__SUPPLIED ENTRIES__:
#####
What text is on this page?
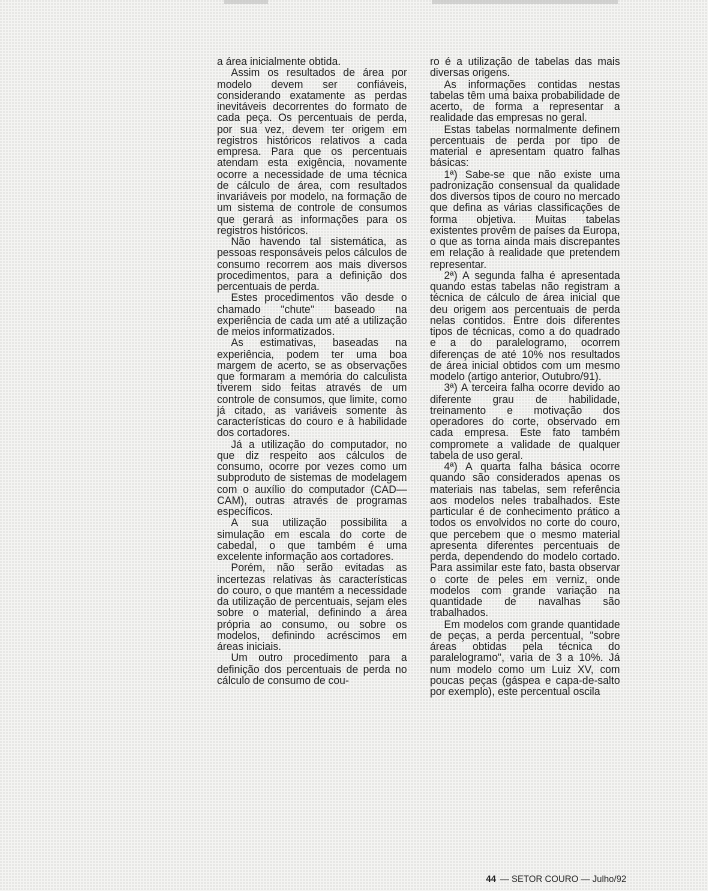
a área inicialmente obtida.

Assim os resultados de área por modelo devem ser confiáveis, considerando exatamente as perdas inevitáveis decorrentes do formato de cada peça. Os percentuais de perda, por sua vez, devem ter origem em registros históricos relativos a cada empresa. Para que os percentuais atendam esta exigência, novamente ocorre a necessidade de uma técnica de cálculo de área, com resultados invariáveis por modelo, na formação de um sistema de controle de consumos que gerará as informações para os registros históricos.

Não havendo tal sistemática, as pessoas responsáveis pelos cálculos de consumo recorrem aos mais diversos procedimentos, para a definição dos percentuais de perda.

Estes procedimentos vão desde o chamado "chute" baseado na experiência de cada um até a utilização de meios informatizados.

As estimativas, baseadas na experiência, podem ter uma boa margem de acerto, se as observações que formaram a memória do calculista tiverem sido feitas através de um controle de consumos, que limite, como já citado, as variáveis somente às características do couro e à habilidade dos cortadores.

Já a utilização do computador, no que diz respeito aos cálculos de consumo, ocorre por vezes como um subproduto de sistemas de modelagem com o auxílio do computador (CAD—CAM), outras através de programas específicos.

A sua utilização possibilita a simulação em escala do corte de cabedal, o que também é uma excelente informação aos cortadores.

Porém, não serão evitadas as incertezas relativas às características do couro, o que mantém a necessidade da utilização de percentuais, sejam eles sobre o material, definindo a área própria ao consumo, ou sobre os modelos, definindo acréscimos em áreas iniciais.

Um outro procedimento para a definição dos percentuais de perda no cálculo de consumo de cou-

ro é a utilização de tabelas das mais diversas origens.

As informações contidas nestas tabelas têm uma baixa probabilidade de acerto, de forma a representar a realidade das empresas no geral.

Estas tabelas normalmente definem percentuais de perda por tipo de material e apresentam quatro falhas básicas:

1ª) Sabe-se que não existe uma padronização consensual da qualidade dos diversos tipos de couro no mercado que defina as várias classificações de forma objetiva. Muitas tabelas existentes provêm de países da Europa, o que as torna ainda mais discrepantes em relação à realidade que pretendem representar.

2ª) A segunda falha é apresentada quando estas tabelas não registram a técnica de cálculo de área inicial que deu origem aos percentuais de perda nelas contidos. Entre dois diferentes tipos de técnicas, como a do quadrado e a do paralelogramo, ocorrem diferenças de até 10% nos resultados de área inicial obtidos com um mesmo modelo (artigo anterior, Outubro/91).

3ª) A terceira falha ocorre devido ao diferente grau de habilidade, treinamento e motivação dos operadores do corte, observado em cada empresa. Este fato também compromete a validade de qualquer tabela de uso geral.

4ª) A quarta falha básica ocorre quando são considerados apenas os materiais nas tabelas, sem referência aos modelos neles trabalhados. Este particular é de conhecimento prático a todos os envolvidos no corte do couro, que percebem que o mesmo material apresenta diferentes percentuais de perda, dependendo do modelo cortado. Para assimilar este fato, basta observar o corte de peles em verniz, onde modelos com grande variação na quantidade de navalhas são trabalhados.

Em modelos com grande quantidade de peças, a perda percentual, "sobre áreas obtidas pela técnica do paralelogramo", varia de 3 a 10%. Já num modelo como um Luiz XV, com poucas peças (gáspea e capa-de-salto por exemplo), este percentual oscila

44 — SETOR COURO — Julho/92
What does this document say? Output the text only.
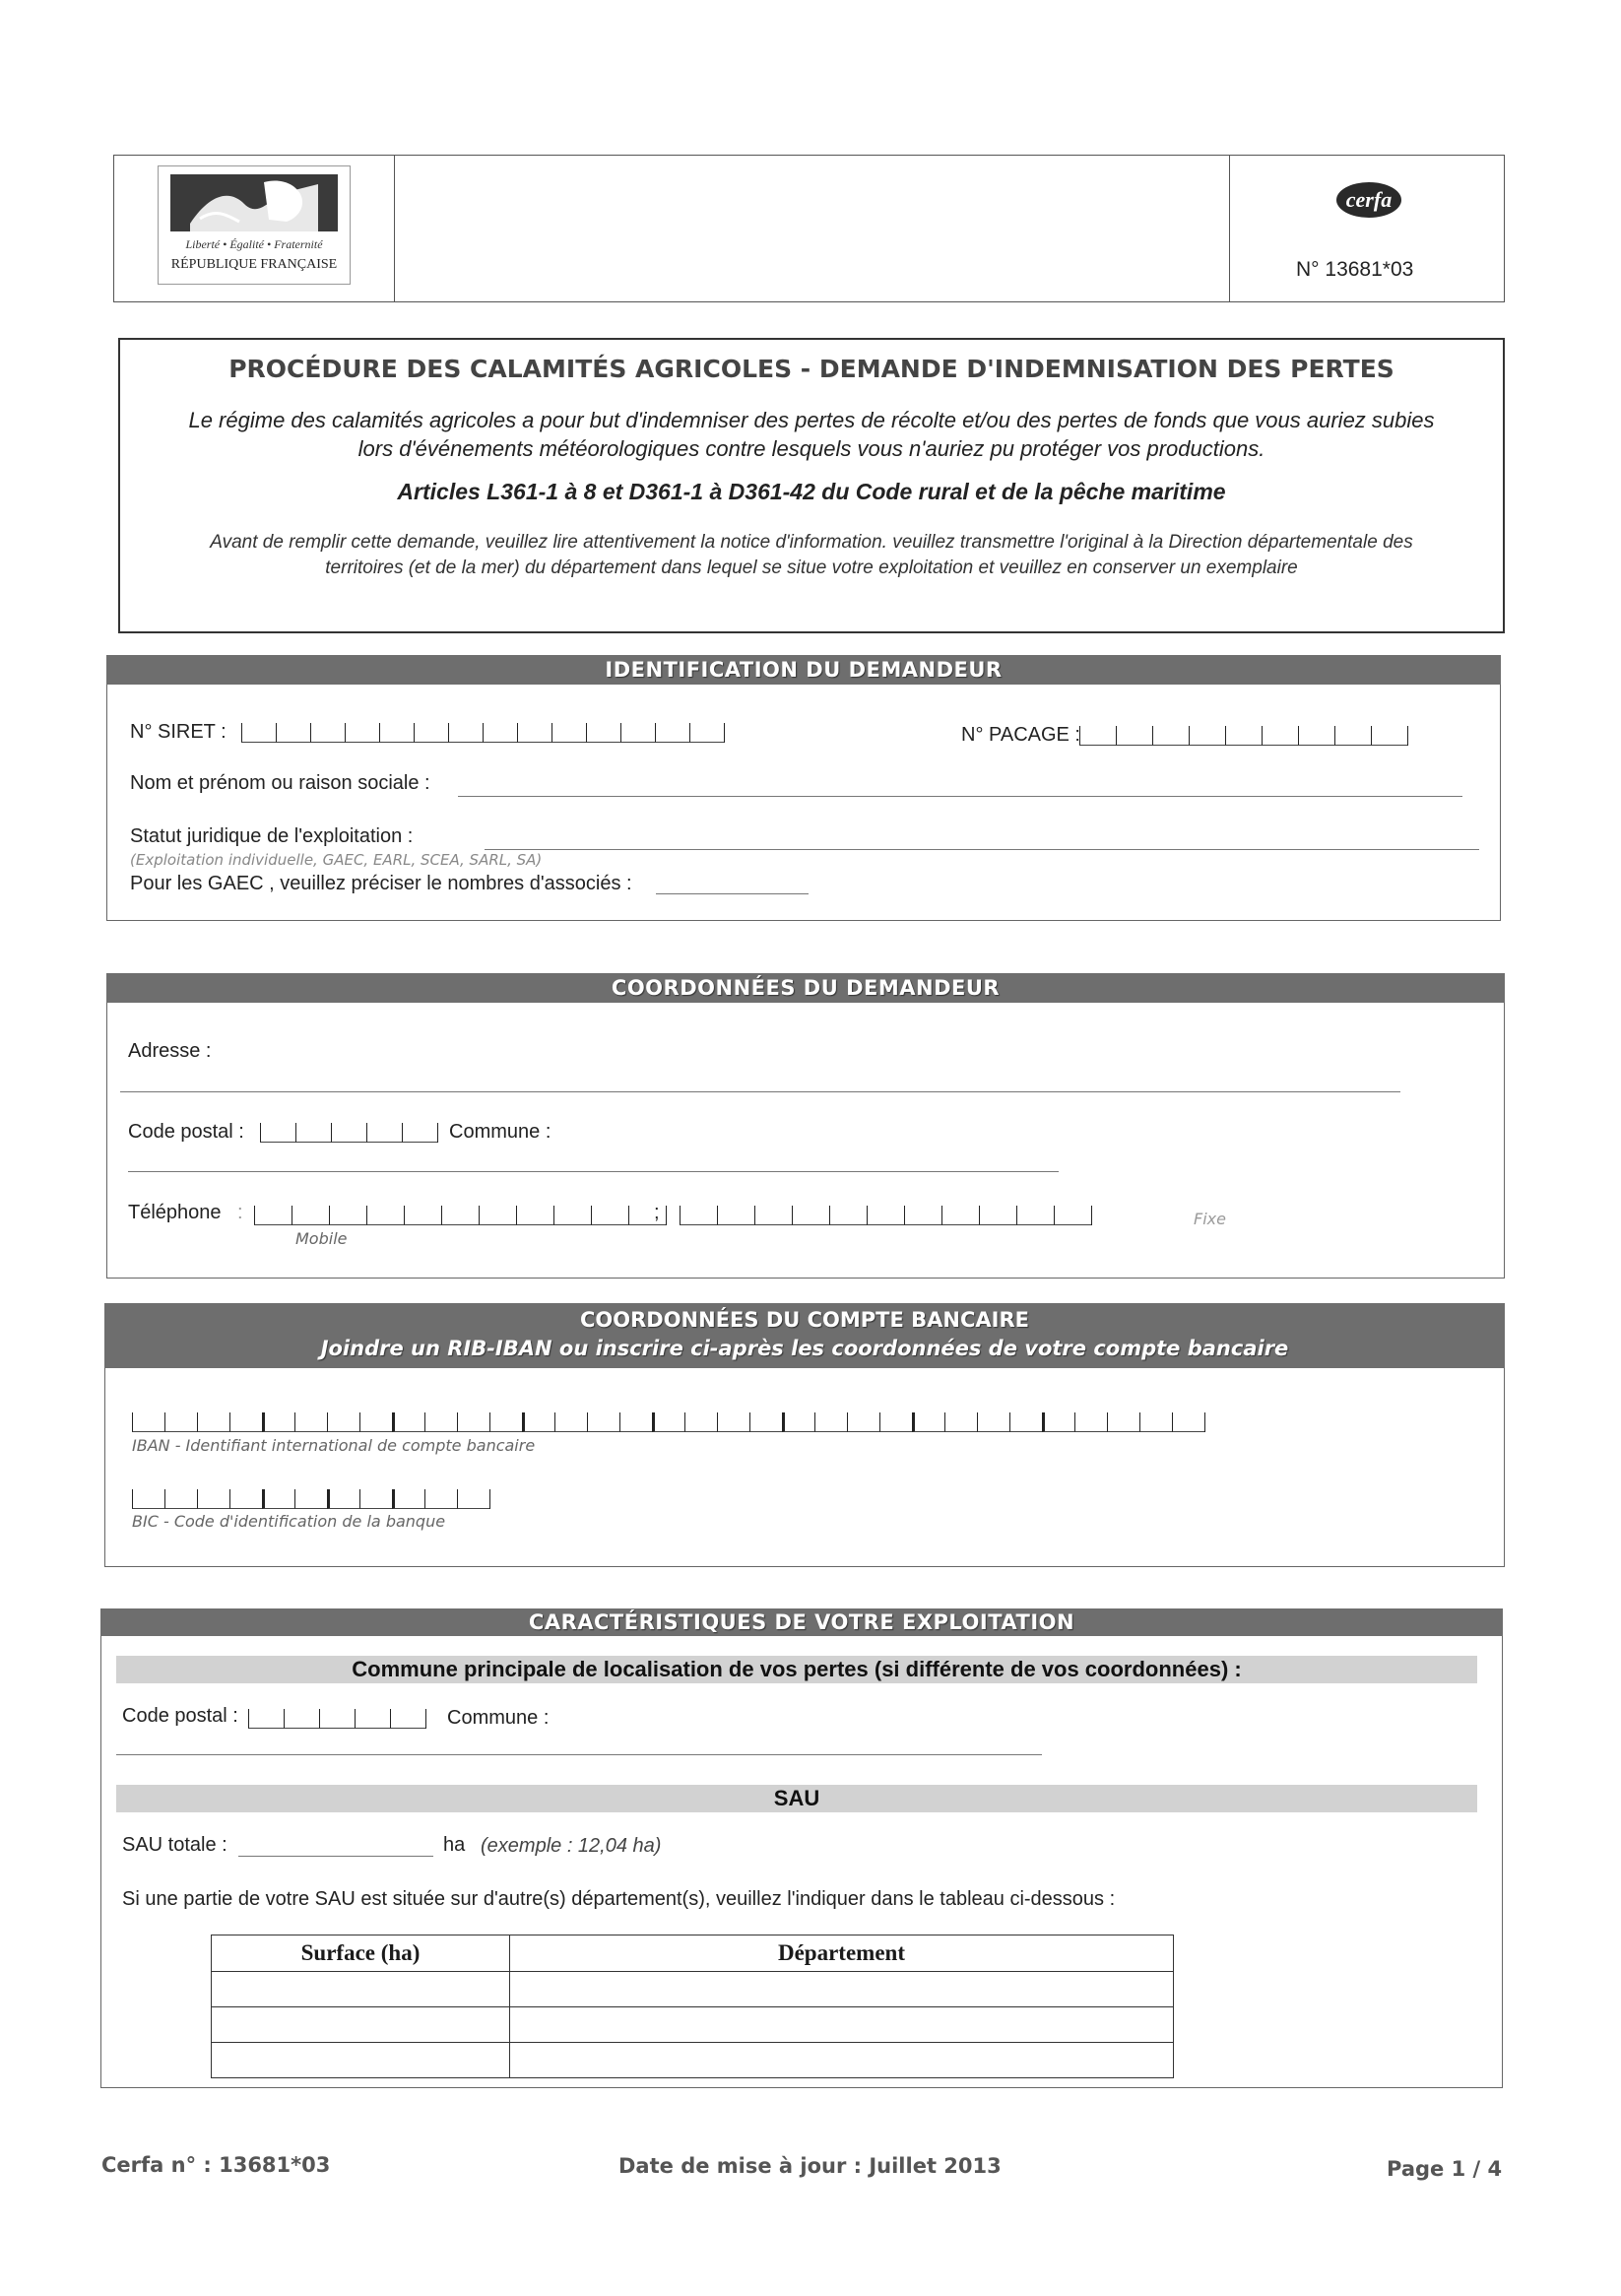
Liberté • Égalité • Fraternité
RÉPUBLIQUE FRANÇAISE
cerfa
N° 13681*03
PROCÉDURE DES CALAMITÉS AGRICOLES - DEMANDE D'INDEMNISATION DES PERTES
Le régime des calamités agricoles a pour but d'indemniser des pertes de récolte et/ou des pertes de fonds que vous auriez subies
lors d'événements météorologiques contre lesquels vous n'auriez pu protéger vos productions.
Articles L361-1 à 8 et D361-1 à D361-42 du Code rural et de la pêche maritime
Avant de remplir cette demande, veuillez lire attentivement la notice d'information. veuillez transmettre l'original à la Direction départementale des
territoires (et de la mer) du département dans lequel se situe votre exploitation et veuillez en conserver un exemplaire
IDENTIFICATION DU DEMANDEUR
N° SIRET :	N° PACAGE :
Nom et prénom ou raison sociale :
Statut juridique de l'exploitation :
(Exploitation individuelle, GAEC, EARL, SCEA, SARL, SA)
Pour les GAEC , veuillez préciser le nombres d'associés :
COORDONNÉES DU DEMANDEUR
Adresse :
Code postal :	Commune :
Téléphone :
Mobile
;	Fixe
COORDONNÉES DU COMPTE BANCAIRE
Joindre un RIB-IBAN ou inscrire ci-après les coordonnées de votre compte bancaire
IBAN - Identifiant international de compte bancaire
BIC - Code d'identification de la banque
CARACTÉRISTIQUES DE VOTRE EXPLOITATION
Commune principale de localisation de vos pertes (si différente de vos coordonnées) :
Code postal :	Commune :
SAU
SAU totale :	ha (exemple : 12,04 ha)
Si une partie de votre SAU est située sur d'autre(s) département(s), veuillez l'indiquer dans le tableau ci-dessous :
Surface (ha)	Département

Cerfa n° : 13681*03	Date de mise à jour : Juillet 2013	Page 1 / 4
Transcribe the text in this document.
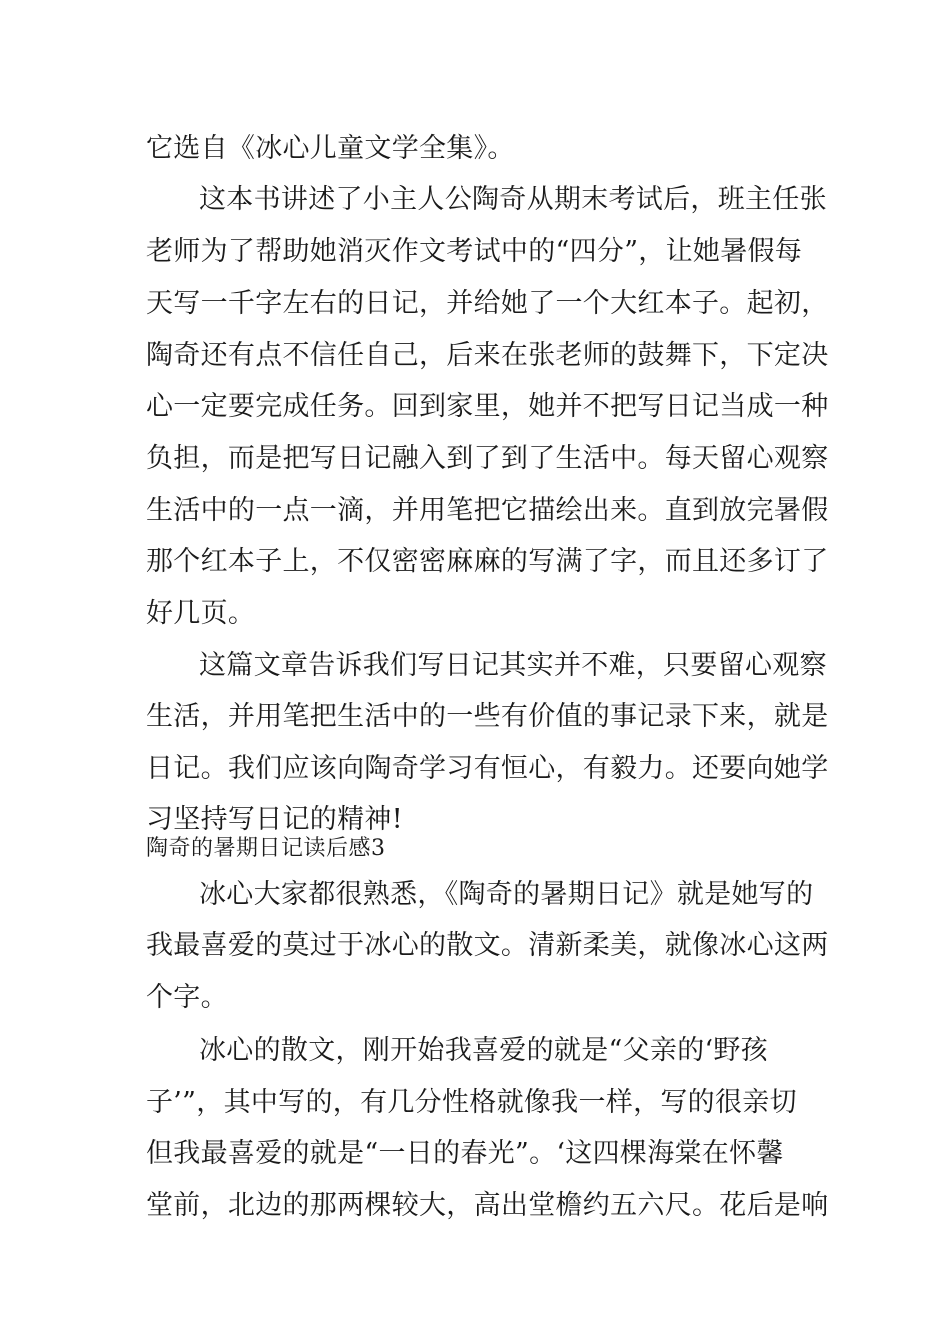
它选自《冰心儿童文学全集》。
这本书讲述了小主人公陶奇从期末考试后，班主任张
老师为了帮助她消灭作文考试中的“四分”，让她暑假每
天写一千字左右的日记，并给她了一个大红本子。起初，
陶奇还有点不信任自己，后来在张老师的鼓舞下，下定决
心一定要完成任务。回到家里，她并不把写日记当成一种
负担，而是把写日记融入到了到了生活中。每天留心观察
生活中的一点一滴，并用笔把它描绘出来。直到放完暑假
那个红本子上，不仅密密麻麻的写满了字，而且还多订了
好几页。
这篇文章告诉我们写日记其实并不难，只要留心观察
生活，并用笔把生活中的一些有价值的事记录下来，就是
日记。我们应该向陶奇学习有恒心，有毅力。还要向她学
习坚持写日记的精神!
陶奇的暑期日记读后感3
冰心大家都很熟悉，《陶奇的暑期日记》就是她写的
我最喜爱的莫过于冰心的散文。清新柔美，就像冰心这两
个字。
冰心的散文，刚开始我喜爱的就是“父亲的‘野孩
子’”，其中写的，有几分性格就像我一样，写的很亲切
但我最喜爱的就是“一日的春光”。‘这四棵海棠在怀馨
堂前，北边的那两棵较大，高出堂檐约五六尺。花后是响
#####
__WHAT THIS TASK INVOLVES__: Only the lines from the line containing "Transcribe the text in this document." through the end of the data are to be reproduced, exactly and with both ends included; pictures are omitted.

__EXERCISE RESULT__:
Transcribe the text in this document.
它选自《冰心儿童文学全集》。
这本书讲述了小主人公陶奇从期末考试后，班主任张
老师为了帮助她消灭作文考试中的“四分”，让她暑假每
天写一千字左右的日记，并给她了一个大红本子。起初，
陶奇还有点不信任自己，后来在张老师的鼓舞下，下定决
心一定要完成任务。回到家里，她并不把写日记当成一种
负担，而是把写日记融入到了到了生活中。每天留心观察
生活中的一点一滴，并用笔把它描绘出来。直到放完暑假
那个红本子上，不仅密密麻麻的写满了字，而且还多订了
好几页。
这篇文章告诉我们写日记其实并不难，只要留心观察
生活，并用笔把生活中的一些有价值的事记录下来，就是
日记。我们应该向陶奇学习有恒心，有毅力。还要向她学
习坚持写日记的精神!
陶奇的暑期日记读后感3
冰心大家都很熟悉，《陶奇的暑期日记》就是她写的
我最喜爱的莫过于冰心的散文。清新柔美，就像冰心这两
个字。
冰心的散文，刚开始我喜爱的就是“父亲的‘野孩
子’”，其中写的，有几分性格就像我一样，写的很亲切
但我最喜爱的就是“一日的春光”。‘这四棵海棠在怀馨
堂前，北边的那两棵较大，高出堂檐约五六尺。花后是响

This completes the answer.